Dataset records

[Start]

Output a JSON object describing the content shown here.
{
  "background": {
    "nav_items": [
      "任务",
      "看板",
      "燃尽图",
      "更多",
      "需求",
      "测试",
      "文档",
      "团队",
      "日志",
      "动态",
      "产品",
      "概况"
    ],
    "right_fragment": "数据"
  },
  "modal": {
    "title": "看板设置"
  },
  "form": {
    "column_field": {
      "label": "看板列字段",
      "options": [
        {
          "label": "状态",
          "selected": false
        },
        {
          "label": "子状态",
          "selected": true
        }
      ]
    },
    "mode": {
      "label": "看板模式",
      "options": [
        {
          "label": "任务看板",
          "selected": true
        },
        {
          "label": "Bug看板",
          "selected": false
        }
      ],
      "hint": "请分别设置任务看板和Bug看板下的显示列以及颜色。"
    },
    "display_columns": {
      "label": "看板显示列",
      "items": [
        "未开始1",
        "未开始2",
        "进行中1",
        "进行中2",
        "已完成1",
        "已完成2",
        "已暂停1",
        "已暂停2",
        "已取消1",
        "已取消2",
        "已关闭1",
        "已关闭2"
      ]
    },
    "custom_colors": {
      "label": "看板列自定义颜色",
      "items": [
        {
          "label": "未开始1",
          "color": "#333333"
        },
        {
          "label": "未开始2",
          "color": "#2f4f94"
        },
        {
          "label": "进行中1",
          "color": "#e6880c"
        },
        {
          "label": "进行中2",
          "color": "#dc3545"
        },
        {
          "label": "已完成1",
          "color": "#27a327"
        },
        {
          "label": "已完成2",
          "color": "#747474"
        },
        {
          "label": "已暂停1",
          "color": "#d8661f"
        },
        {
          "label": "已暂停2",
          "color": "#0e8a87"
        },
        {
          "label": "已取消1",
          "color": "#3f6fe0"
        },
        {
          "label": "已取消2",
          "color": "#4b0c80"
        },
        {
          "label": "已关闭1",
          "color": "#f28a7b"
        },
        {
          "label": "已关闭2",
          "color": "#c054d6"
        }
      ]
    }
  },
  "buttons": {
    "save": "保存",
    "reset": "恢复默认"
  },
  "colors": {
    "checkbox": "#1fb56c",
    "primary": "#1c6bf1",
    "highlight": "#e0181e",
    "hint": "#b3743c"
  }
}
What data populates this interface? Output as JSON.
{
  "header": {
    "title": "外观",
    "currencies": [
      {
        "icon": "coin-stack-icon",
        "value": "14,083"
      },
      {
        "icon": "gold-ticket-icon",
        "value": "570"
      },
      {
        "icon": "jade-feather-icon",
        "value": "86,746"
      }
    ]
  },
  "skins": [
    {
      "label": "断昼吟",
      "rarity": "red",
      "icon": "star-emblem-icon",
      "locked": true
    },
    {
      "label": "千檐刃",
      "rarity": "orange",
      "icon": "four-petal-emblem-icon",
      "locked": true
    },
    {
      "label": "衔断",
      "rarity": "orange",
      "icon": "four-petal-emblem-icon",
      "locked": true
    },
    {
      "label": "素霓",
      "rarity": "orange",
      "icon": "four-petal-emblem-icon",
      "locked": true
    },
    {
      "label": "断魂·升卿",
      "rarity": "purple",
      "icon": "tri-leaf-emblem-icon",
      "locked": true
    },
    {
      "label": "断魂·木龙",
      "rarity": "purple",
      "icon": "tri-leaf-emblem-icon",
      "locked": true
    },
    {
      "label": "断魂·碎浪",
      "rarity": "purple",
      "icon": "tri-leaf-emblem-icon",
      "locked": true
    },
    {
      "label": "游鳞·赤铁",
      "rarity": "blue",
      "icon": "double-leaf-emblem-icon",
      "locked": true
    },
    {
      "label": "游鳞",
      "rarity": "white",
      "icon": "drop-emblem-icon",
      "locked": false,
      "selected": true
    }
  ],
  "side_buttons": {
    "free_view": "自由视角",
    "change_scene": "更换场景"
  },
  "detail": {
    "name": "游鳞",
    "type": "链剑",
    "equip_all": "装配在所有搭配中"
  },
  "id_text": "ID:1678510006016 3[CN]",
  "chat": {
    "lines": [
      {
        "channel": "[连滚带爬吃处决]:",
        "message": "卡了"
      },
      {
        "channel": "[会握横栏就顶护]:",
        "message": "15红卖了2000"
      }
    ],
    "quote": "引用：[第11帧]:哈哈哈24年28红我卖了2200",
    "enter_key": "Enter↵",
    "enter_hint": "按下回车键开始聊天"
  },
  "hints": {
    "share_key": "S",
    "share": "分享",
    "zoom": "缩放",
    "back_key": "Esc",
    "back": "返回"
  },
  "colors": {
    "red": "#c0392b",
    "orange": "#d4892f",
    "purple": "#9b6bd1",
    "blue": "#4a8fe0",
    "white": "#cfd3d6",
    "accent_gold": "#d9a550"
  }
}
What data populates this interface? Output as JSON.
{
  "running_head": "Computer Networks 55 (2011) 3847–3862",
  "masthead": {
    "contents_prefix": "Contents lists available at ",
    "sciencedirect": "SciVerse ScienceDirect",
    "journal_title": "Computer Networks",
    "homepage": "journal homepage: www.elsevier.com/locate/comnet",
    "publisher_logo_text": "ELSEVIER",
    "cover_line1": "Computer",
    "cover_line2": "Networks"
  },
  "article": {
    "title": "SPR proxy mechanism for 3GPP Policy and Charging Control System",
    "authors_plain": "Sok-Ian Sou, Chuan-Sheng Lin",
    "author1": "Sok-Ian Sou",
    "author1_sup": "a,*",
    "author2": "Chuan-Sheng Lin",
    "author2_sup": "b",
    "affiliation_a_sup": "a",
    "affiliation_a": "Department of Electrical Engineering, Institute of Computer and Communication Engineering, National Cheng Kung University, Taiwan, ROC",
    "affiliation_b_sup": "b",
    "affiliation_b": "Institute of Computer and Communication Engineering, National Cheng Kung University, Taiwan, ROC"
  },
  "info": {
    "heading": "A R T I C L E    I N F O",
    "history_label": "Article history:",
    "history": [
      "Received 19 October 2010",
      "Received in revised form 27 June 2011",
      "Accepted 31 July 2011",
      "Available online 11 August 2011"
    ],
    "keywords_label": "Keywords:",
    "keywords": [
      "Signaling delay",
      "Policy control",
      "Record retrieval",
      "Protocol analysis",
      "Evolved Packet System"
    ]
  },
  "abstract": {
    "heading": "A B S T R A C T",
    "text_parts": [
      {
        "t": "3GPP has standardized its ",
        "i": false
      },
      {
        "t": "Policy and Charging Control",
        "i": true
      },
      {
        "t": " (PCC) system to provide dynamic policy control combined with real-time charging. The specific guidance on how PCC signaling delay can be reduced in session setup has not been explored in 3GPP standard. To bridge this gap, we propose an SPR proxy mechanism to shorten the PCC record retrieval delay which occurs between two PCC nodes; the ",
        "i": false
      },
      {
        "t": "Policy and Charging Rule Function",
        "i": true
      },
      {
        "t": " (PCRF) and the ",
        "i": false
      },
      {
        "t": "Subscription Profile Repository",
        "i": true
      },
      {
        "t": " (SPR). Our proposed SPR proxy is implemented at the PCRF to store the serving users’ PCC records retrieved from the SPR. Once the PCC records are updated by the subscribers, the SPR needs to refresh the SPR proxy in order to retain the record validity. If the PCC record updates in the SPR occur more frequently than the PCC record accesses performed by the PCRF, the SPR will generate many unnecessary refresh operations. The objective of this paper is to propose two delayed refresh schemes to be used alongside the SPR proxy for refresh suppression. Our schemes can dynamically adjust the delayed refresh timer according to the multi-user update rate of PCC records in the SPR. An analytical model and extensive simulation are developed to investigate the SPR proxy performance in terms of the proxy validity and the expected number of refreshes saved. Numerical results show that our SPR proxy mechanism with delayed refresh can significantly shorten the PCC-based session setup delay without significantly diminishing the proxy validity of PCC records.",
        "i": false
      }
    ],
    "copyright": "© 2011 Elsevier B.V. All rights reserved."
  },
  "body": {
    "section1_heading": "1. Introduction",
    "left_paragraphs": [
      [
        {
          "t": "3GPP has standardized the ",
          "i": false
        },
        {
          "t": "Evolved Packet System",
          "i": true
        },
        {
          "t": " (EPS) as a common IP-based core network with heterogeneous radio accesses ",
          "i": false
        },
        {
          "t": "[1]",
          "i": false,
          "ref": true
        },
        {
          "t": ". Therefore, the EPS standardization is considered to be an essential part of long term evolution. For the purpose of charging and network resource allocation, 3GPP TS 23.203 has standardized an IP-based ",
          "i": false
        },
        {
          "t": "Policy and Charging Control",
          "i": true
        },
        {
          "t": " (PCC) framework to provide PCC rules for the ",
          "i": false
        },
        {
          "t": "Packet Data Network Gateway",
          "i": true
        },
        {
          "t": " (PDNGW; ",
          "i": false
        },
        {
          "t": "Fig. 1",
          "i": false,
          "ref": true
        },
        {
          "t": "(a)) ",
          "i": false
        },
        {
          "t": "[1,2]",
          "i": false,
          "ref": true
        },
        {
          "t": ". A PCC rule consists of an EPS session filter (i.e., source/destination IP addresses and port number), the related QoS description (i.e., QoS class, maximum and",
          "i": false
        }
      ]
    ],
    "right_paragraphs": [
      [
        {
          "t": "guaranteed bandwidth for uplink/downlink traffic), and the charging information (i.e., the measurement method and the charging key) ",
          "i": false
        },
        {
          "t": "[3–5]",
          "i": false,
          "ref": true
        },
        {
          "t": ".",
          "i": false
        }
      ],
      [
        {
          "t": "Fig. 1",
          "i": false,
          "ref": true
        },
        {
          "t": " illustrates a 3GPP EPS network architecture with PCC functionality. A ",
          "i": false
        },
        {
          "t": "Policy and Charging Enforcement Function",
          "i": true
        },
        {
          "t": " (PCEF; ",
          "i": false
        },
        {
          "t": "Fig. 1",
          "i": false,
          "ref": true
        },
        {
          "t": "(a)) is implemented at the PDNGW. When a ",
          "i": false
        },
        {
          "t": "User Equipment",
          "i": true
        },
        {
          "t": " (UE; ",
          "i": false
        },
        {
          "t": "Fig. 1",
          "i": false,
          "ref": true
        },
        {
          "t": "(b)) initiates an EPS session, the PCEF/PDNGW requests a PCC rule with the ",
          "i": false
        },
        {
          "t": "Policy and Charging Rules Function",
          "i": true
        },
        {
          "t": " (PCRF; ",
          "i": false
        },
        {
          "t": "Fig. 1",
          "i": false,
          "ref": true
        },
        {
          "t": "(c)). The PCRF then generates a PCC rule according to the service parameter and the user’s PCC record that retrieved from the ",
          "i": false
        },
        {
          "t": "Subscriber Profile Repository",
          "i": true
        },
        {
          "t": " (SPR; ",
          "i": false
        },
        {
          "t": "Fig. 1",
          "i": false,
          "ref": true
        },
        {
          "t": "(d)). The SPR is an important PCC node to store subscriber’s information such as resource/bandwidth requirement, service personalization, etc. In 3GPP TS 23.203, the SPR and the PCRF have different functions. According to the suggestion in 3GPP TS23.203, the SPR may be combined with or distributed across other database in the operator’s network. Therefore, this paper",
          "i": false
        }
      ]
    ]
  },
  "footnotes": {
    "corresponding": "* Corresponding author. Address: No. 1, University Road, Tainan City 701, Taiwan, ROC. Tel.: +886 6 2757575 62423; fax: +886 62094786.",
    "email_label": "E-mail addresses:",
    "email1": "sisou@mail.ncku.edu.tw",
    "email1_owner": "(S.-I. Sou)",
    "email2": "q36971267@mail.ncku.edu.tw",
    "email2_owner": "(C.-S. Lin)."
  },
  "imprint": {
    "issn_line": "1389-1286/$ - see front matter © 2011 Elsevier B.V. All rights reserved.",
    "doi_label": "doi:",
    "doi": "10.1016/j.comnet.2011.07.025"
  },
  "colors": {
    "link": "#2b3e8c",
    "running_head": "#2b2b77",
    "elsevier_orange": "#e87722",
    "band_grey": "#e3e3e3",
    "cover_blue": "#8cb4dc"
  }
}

[End]

• **Short problem**
Only a number is needed: how many lines of the material above contain "Received"?

• **Response to the task**
2